— Brief —
Each entry below is to be given again word for word, with no pictures.

===== Exercise data

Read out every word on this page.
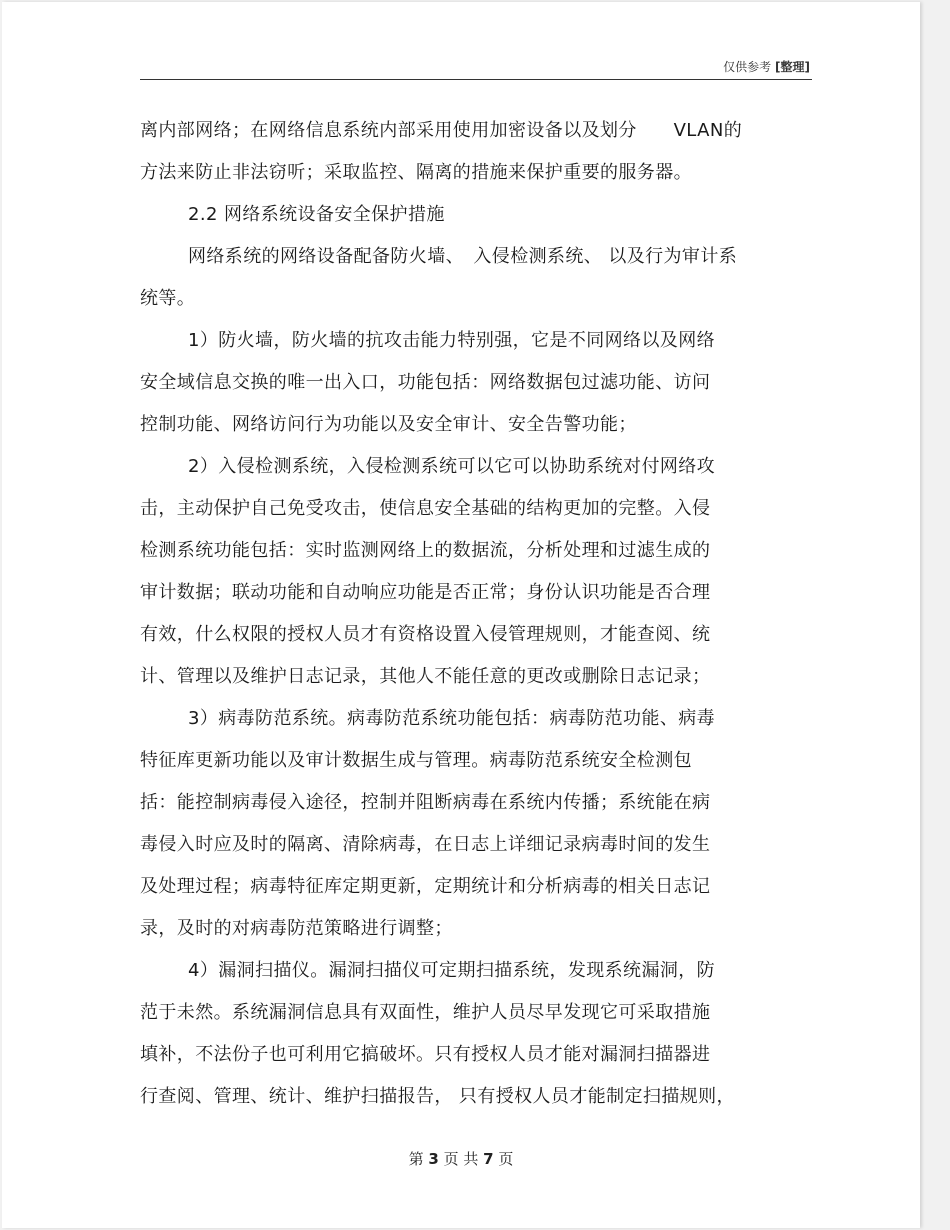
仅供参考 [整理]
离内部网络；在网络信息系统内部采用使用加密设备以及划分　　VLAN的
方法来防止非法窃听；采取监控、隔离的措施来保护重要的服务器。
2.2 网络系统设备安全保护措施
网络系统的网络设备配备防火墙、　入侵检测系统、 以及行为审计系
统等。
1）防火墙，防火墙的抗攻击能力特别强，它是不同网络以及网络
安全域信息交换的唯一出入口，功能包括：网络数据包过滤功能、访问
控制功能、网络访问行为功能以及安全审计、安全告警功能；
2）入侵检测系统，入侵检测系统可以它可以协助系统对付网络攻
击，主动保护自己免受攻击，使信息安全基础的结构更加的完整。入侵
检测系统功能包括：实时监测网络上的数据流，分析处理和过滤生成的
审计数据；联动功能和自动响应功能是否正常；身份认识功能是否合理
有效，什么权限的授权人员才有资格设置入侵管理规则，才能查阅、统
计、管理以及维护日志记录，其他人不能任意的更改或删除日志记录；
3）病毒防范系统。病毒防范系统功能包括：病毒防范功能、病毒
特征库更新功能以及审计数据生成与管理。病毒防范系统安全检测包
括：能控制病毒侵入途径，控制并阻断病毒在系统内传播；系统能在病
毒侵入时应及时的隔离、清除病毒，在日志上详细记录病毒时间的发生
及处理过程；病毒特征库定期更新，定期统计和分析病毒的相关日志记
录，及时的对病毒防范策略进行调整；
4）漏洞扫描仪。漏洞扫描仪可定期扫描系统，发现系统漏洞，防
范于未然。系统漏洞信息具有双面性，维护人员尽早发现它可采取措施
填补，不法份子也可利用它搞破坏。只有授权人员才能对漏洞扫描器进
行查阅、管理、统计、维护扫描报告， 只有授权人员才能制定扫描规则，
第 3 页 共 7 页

==========

— Full output —
Read out every word on this page.
仅供参考 [整理]
离内部网络；在网络信息系统内部采用使用加密设备以及划分　　VLAN的
方法来防止非法窃听；采取监控、隔离的措施来保护重要的服务器。
2.2 网络系统设备安全保护措施
网络系统的网络设备配备防火墙、　入侵检测系统、 以及行为审计系
统等。
1）防火墙，防火墙的抗攻击能力特别强，它是不同网络以及网络
安全域信息交换的唯一出入口，功能包括：网络数据包过滤功能、访问
控制功能、网络访问行为功能以及安全审计、安全告警功能；
2）入侵检测系统，入侵检测系统可以它可以协助系统对付网络攻
击，主动保护自己免受攻击，使信息安全基础的结构更加的完整。入侵
检测系统功能包括：实时监测网络上的数据流，分析处理和过滤生成的
审计数据；联动功能和自动响应功能是否正常；身份认识功能是否合理
有效，什么权限的授权人员才有资格设置入侵管理规则，才能查阅、统
计、管理以及维护日志记录，其他人不能任意的更改或删除日志记录；
3）病毒防范系统。病毒防范系统功能包括：病毒防范功能、病毒
特征库更新功能以及审计数据生成与管理。病毒防范系统安全检测包
括：能控制病毒侵入途径，控制并阻断病毒在系统内传播；系统能在病
毒侵入时应及时的隔离、清除病毒，在日志上详细记录病毒时间的发生
及处理过程；病毒特征库定期更新，定期统计和分析病毒的相关日志记
录，及时的对病毒防范策略进行调整；
4）漏洞扫描仪。漏洞扫描仪可定期扫描系统，发现系统漏洞，防
范于未然。系统漏洞信息具有双面性，维护人员尽早发现它可采取措施
填补，不法份子也可利用它搞破坏。只有授权人员才能对漏洞扫描器进
行查阅、管理、统计、维护扫描报告， 只有授权人员才能制定扫描规则，
第 3 页 共 7 页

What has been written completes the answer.